To be done:
Print the entries below in their entirety, exactly as they are written.

## start The input

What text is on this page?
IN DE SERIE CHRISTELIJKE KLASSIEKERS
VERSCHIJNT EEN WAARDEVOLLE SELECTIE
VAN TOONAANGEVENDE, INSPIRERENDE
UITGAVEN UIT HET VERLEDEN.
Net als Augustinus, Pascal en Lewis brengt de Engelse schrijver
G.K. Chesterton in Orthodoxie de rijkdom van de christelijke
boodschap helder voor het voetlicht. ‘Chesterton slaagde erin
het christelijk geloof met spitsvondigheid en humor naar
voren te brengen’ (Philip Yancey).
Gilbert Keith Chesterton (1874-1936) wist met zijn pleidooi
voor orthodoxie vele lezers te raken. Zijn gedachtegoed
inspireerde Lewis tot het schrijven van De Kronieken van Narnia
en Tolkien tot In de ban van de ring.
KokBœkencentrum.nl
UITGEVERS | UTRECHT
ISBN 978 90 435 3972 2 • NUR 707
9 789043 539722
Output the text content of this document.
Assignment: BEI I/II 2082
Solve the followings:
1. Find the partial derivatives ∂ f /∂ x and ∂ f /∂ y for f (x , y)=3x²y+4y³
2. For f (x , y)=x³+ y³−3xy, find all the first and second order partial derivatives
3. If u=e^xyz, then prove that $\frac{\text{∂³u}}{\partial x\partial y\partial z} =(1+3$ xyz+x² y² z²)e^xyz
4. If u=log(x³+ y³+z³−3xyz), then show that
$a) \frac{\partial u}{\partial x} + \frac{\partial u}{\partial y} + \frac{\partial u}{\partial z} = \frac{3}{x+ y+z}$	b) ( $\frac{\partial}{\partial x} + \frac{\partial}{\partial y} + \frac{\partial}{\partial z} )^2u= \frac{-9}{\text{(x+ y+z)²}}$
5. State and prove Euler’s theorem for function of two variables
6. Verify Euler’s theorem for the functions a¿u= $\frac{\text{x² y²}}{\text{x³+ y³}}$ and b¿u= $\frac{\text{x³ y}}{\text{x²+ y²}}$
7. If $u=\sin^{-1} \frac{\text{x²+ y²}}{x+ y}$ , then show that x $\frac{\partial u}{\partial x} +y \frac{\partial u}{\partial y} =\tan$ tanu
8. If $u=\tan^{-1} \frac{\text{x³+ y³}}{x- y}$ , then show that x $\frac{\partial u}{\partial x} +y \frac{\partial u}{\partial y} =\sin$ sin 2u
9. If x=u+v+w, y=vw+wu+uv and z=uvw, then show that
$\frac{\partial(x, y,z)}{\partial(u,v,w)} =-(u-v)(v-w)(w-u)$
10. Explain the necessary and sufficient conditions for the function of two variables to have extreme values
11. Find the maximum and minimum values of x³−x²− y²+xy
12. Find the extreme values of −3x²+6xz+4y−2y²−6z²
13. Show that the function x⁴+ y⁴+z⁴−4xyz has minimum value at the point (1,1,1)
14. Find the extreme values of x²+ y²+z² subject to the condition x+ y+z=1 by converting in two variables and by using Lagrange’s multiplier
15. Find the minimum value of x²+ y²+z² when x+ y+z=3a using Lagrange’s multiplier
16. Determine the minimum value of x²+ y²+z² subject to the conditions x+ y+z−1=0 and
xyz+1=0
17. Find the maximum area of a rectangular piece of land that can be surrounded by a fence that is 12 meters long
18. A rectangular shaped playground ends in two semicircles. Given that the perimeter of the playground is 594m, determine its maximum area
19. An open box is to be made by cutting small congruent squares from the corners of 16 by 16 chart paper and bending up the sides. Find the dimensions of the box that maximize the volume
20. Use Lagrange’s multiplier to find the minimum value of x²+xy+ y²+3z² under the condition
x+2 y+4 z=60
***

## end The input

Completed exercise:
What text is on this page?
IN DE SERIE CHRISTELIJKE KLASSIEKERS
VERSCHIJNT EEN WAARDEVOLLE SELECTIE
VAN TOONAANGEVENDE, INSPIRERENDE
UITGAVEN UIT HET VERLEDEN.
Net als Augustinus, Pascal en Lewis brengt de Engelse schrijver
G.K. Chesterton in Orthodoxie de rijkdom van de christelijke
boodschap helder voor het voetlicht. ‘Chesterton slaagde erin
het christelijk geloof met spitsvondigheid en humor naar
voren te brengen’ (Philip Yancey).
Gilbert Keith Chesterton (1874-1936) wist met zijn pleidooi
voor orthodoxie vele lezers te raken. Zijn gedachtegoed
inspireerde Lewis tot het schrijven van De Kronieken van Narnia
en Tolkien tot In de ban van de ring.
KokBœkencentrum.nl
UITGEVERS | UTRECHT
ISBN 978 90 435 3972 2 • NUR 707
9 789043 539722
Output the text content of this document.
Assignment: BEI I/II 2082
Solve the followings:
1. Find the partial derivatives ∂ f /∂ x and ∂ f /∂ y for f (x , y)=3x²y+4y³
2. For f (x , y)=x³+ y³−3xy, find all the first and second order partial derivatives
3. If u=e^xyz, then prove that $\frac{\text{∂³u}}{\partial x\partial y\partial z} =(1+3$ xyz+x² y² z²)e^xyz
4. If u=log(x³+ y³+z³−3xyz), then show that
$a) \frac{\partial u}{\partial x} + \frac{\partial u}{\partial y} + \frac{\partial u}{\partial z} = \frac{3}{x+ y+z}$	b) ( $\frac{\partial}{\partial x} + \frac{\partial}{\partial y} + \frac{\partial}{\partial z} )^2u= \frac{-9}{\text{(x+ y+z)²}}$
5. State and prove Euler’s theorem for function of two variables
6. Verify Euler’s theorem for the functions a¿u= $\frac{\text{x² y²}}{\text{x³+ y³}}$ and b¿u= $\frac{\text{x³ y}}{\text{x²+ y²}}$
7. If $u=\sin^{-1} \frac{\text{x²+ y²}}{x+ y}$ , then show that x $\frac{\partial u}{\partial x} +y \frac{\partial u}{\partial y} =\tan$ tanu
8. If $u=\tan^{-1} \frac{\text{x³+ y³}}{x- y}$ , then show that x $\frac{\partial u}{\partial x} +y \frac{\partial u}{\partial y} =\sin$ sin 2u
9. If x=u+v+w, y=vw+wu+uv and z=uvw, then show that
$\frac{\partial(x, y,z)}{\partial(u,v,w)} =-(u-v)(v-w)(w-u)$
10. Explain the necessary and sufficient conditions for the function of two variables to have extreme values
11. Find the maximum and minimum values of x³−x²− y²+xy
12. Find the extreme values of −3x²+6xz+4y−2y²−6z²
13. Show that the function x⁴+ y⁴+z⁴−4xyz has minimum value at the point (1,1,1)
14. Find the extreme values of x²+ y²+z² subject to the condition x+ y+z=1 by converting in two variables and by using Lagrange’s multiplier
15. Find the minimum value of x²+ y²+z² when x+ y+z=3a using Lagrange’s multiplier
16. Determine the minimum value of x²+ y²+z² subject to the conditions x+ y+z−1=0 and
xyz+1=0
17. Find the maximum area of a rectangular piece of land that can be surrounded by a fence that is 12 meters long
18. A rectangular shaped playground ends in two semicircles. Given that the perimeter of the playground is 594m, determine its maximum area
19. An open box is to be made by cutting small congruent squares from the corners of 16 by 16 chart paper and bending up the sides. Find the dimensions of the box that maximize the volume
20. Use Lagrange’s multiplier to find the minimum value of x²+xy+ y²+3z² under the condition
x+2 y+4 z=60
***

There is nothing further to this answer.